## Your objective
Looking at the listing, state how many of its lines contain the string "Read". Write only the number.
-------- Information provided
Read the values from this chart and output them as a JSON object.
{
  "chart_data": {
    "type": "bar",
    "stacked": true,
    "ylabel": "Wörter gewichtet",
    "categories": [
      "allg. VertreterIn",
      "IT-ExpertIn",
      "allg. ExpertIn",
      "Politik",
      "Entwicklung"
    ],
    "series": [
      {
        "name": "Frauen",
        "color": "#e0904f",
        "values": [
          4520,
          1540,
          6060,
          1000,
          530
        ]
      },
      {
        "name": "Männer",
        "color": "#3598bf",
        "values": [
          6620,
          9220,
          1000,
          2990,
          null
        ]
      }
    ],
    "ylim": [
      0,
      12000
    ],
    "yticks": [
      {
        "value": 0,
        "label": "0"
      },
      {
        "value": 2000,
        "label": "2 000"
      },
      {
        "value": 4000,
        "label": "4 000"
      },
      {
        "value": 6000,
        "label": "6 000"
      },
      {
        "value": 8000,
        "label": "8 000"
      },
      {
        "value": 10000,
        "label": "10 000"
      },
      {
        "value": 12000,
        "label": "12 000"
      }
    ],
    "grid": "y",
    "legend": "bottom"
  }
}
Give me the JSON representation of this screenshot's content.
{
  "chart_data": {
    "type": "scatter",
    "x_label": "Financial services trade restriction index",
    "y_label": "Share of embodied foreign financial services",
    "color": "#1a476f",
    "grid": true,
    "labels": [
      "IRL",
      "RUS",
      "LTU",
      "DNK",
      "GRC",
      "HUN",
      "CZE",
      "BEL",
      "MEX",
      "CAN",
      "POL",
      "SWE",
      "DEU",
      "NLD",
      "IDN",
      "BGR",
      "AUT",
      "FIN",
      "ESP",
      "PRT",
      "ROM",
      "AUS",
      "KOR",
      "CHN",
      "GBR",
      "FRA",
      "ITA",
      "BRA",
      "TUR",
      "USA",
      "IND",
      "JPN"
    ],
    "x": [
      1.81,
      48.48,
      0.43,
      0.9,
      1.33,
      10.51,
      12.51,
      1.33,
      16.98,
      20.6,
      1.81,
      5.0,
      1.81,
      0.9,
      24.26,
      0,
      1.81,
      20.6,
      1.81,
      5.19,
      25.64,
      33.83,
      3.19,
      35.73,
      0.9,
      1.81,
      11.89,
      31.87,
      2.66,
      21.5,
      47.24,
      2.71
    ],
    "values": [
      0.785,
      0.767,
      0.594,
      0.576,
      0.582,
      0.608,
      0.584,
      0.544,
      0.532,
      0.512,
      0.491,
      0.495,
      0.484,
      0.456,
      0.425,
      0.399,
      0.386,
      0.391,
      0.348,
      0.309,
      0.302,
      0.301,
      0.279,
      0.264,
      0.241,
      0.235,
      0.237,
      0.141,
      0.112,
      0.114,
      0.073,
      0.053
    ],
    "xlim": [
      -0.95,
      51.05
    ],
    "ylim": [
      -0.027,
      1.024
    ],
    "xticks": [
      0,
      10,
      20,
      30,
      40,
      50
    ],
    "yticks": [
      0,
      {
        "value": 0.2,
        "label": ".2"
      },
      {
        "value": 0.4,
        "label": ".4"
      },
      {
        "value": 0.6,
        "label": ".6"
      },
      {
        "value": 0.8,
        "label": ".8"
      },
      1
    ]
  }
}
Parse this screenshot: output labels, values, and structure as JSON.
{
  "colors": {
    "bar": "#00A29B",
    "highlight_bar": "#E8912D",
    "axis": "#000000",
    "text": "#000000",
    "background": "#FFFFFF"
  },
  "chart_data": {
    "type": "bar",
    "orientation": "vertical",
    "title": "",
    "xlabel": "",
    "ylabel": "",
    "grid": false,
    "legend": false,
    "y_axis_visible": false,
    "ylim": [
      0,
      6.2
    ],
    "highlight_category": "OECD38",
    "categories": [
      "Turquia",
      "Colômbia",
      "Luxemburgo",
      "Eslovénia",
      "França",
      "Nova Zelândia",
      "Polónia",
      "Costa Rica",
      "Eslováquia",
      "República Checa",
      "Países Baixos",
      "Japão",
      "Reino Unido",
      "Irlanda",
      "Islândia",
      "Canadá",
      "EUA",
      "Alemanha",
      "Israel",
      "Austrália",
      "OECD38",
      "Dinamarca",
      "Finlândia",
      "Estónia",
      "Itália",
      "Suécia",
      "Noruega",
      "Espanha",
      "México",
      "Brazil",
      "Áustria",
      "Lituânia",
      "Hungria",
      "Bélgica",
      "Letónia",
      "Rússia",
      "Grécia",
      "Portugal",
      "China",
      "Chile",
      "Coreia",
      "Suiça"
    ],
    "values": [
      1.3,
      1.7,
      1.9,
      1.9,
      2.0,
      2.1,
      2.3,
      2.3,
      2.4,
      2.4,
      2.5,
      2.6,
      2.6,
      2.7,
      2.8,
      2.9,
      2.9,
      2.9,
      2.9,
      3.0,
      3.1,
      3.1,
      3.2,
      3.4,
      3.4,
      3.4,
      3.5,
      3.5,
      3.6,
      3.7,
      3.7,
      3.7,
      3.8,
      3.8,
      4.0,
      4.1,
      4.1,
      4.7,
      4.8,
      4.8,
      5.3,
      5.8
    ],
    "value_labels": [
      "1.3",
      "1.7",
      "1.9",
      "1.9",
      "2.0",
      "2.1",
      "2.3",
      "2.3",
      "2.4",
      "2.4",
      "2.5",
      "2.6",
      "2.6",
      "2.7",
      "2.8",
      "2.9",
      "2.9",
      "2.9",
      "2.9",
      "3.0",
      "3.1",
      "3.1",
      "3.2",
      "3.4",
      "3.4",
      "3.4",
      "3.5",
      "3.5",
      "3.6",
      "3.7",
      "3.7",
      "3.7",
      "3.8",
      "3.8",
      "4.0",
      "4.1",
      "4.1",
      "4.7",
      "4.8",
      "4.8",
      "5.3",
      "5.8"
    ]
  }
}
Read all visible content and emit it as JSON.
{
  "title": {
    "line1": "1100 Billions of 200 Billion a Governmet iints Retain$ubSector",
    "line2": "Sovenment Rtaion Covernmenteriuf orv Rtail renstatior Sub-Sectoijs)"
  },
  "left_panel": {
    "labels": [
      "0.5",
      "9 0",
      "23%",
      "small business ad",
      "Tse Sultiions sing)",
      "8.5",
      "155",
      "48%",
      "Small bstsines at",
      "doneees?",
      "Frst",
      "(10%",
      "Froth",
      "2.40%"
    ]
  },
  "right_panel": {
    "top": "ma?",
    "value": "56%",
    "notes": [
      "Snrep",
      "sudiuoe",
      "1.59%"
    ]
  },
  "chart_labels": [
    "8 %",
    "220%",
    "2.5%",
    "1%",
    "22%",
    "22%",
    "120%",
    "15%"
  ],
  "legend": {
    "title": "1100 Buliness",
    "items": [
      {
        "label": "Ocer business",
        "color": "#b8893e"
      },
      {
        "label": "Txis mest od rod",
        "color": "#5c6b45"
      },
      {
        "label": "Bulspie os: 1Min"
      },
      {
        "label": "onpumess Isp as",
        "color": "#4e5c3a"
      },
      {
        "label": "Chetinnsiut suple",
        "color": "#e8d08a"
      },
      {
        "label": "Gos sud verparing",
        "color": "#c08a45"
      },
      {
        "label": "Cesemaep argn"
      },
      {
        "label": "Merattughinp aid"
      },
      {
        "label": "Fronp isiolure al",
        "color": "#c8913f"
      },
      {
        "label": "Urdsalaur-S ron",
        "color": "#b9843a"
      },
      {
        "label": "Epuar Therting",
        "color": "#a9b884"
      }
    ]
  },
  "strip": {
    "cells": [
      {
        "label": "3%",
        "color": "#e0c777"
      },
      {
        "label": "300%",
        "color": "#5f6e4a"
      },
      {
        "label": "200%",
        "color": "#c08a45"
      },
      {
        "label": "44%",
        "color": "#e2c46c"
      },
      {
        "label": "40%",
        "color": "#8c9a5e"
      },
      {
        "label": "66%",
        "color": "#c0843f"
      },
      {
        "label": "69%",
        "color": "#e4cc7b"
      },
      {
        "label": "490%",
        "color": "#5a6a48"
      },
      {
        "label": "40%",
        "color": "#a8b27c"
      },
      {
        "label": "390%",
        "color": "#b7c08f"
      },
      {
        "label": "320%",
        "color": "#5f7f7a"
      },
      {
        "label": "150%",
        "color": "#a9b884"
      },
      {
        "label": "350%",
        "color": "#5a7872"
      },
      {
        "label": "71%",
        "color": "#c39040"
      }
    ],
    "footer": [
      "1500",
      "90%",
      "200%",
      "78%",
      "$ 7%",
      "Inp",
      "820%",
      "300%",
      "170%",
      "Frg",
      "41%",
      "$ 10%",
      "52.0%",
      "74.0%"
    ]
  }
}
----------------
## Response to this exercise
2